# start of Dataset records

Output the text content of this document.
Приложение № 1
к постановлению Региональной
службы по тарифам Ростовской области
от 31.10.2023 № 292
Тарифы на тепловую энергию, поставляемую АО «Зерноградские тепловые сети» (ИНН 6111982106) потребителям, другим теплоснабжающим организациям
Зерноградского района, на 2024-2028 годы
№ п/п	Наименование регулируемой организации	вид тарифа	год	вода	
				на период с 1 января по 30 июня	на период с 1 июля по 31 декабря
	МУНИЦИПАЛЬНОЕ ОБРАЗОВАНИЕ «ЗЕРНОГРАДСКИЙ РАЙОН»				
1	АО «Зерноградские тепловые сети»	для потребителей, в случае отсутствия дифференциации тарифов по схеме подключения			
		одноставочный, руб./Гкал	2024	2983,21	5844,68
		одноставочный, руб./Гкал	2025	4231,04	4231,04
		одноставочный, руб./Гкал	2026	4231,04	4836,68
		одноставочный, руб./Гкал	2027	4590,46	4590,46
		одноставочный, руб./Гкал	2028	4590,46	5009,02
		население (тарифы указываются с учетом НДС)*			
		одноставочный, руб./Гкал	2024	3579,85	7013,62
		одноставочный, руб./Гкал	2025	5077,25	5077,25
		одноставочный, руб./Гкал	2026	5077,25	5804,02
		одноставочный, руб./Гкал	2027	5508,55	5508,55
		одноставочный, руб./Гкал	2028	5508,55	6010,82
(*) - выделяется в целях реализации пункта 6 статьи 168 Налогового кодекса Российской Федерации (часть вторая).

# end of Dataset records
# start of Dataset records

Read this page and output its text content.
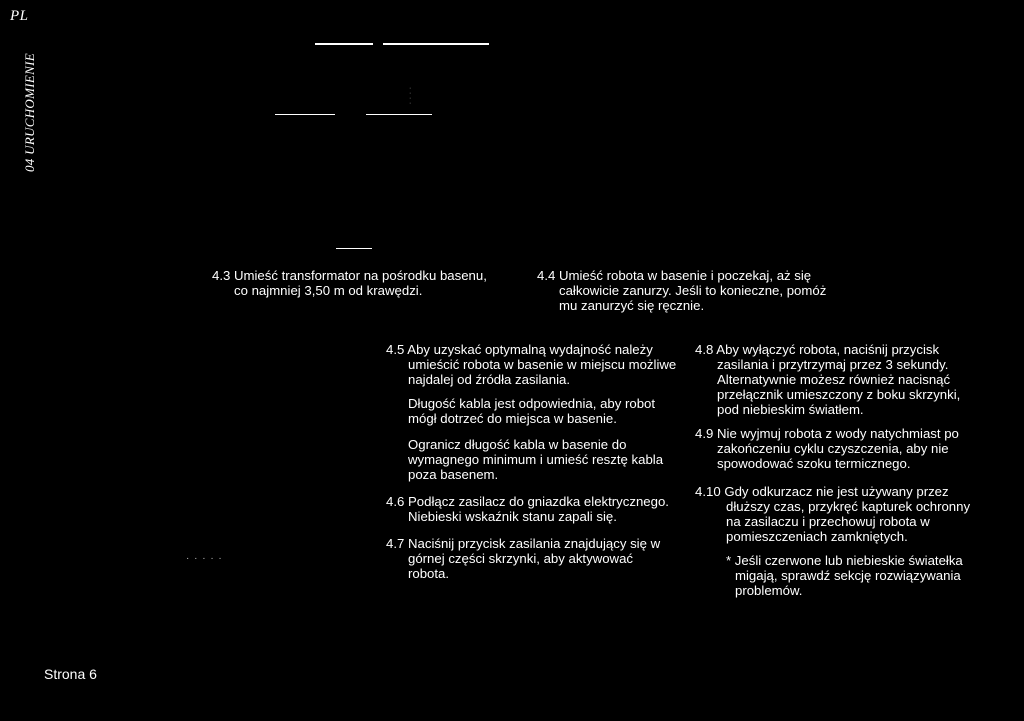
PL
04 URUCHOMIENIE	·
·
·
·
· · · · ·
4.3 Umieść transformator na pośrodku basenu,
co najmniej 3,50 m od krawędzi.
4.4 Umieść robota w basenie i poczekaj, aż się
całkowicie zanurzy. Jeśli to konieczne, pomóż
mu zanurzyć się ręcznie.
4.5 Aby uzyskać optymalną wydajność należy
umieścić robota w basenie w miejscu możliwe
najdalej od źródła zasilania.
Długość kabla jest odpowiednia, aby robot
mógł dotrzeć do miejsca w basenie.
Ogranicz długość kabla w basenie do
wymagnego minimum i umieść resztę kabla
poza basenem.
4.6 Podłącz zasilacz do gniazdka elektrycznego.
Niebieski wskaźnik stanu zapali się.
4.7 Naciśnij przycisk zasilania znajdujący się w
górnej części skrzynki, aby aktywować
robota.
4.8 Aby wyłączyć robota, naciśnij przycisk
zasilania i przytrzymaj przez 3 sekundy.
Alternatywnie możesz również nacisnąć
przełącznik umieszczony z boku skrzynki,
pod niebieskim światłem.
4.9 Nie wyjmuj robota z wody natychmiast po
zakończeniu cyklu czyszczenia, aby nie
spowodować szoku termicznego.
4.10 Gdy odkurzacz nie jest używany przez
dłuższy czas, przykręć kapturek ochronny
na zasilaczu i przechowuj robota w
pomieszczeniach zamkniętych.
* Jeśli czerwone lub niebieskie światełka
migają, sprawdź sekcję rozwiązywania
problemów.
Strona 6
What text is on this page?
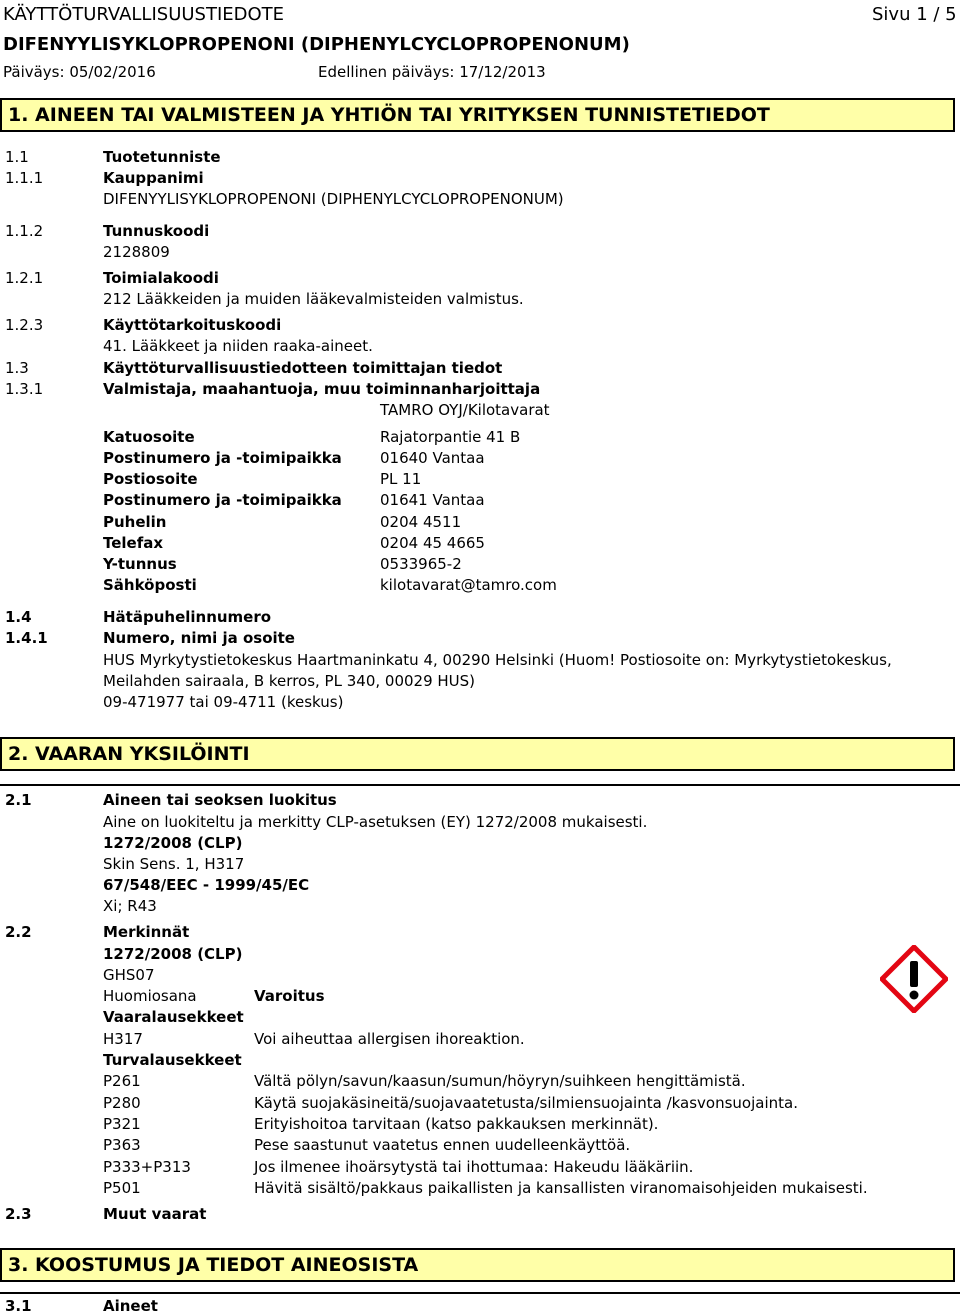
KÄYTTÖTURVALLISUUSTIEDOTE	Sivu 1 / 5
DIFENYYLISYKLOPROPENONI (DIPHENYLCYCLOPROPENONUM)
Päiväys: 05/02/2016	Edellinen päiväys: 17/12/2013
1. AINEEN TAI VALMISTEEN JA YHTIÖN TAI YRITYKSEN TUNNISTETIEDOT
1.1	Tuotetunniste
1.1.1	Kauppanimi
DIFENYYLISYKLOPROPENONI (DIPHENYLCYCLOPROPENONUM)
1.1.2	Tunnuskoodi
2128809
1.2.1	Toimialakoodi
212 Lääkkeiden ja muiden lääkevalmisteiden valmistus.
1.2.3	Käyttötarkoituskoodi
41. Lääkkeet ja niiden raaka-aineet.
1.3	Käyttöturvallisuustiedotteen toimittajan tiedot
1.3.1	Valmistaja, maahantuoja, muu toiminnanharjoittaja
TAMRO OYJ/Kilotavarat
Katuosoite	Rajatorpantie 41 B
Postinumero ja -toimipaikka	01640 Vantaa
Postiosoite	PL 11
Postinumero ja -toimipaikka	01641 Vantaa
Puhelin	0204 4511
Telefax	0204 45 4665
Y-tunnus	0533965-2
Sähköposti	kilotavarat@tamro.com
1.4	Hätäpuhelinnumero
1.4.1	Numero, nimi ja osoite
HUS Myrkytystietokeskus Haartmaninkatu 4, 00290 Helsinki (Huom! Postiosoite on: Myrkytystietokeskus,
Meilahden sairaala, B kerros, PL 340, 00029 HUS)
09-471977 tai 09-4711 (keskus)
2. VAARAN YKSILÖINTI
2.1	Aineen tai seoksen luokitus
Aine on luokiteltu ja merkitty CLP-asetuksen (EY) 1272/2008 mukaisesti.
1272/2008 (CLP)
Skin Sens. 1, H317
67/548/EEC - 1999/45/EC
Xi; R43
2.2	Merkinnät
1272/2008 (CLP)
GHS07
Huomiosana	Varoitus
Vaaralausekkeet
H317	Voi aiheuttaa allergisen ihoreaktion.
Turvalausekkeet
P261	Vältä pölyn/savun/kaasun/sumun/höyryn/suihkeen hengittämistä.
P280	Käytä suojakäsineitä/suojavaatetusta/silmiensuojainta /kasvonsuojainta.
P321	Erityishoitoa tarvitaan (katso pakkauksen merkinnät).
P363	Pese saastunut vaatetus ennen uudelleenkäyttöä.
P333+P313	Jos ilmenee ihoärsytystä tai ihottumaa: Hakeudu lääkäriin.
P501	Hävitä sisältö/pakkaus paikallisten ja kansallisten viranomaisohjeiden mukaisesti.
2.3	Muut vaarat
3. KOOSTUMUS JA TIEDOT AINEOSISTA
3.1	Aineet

# end of Dataset records

What you have to do:
Where a line in the entries holds the word "przycisk", copy that line.

Result for this exercise:
4.7 Naciśnij przycisk zasilania znajdujący się w
4.8 Aby wyłączyć robota, naciśnij przycisk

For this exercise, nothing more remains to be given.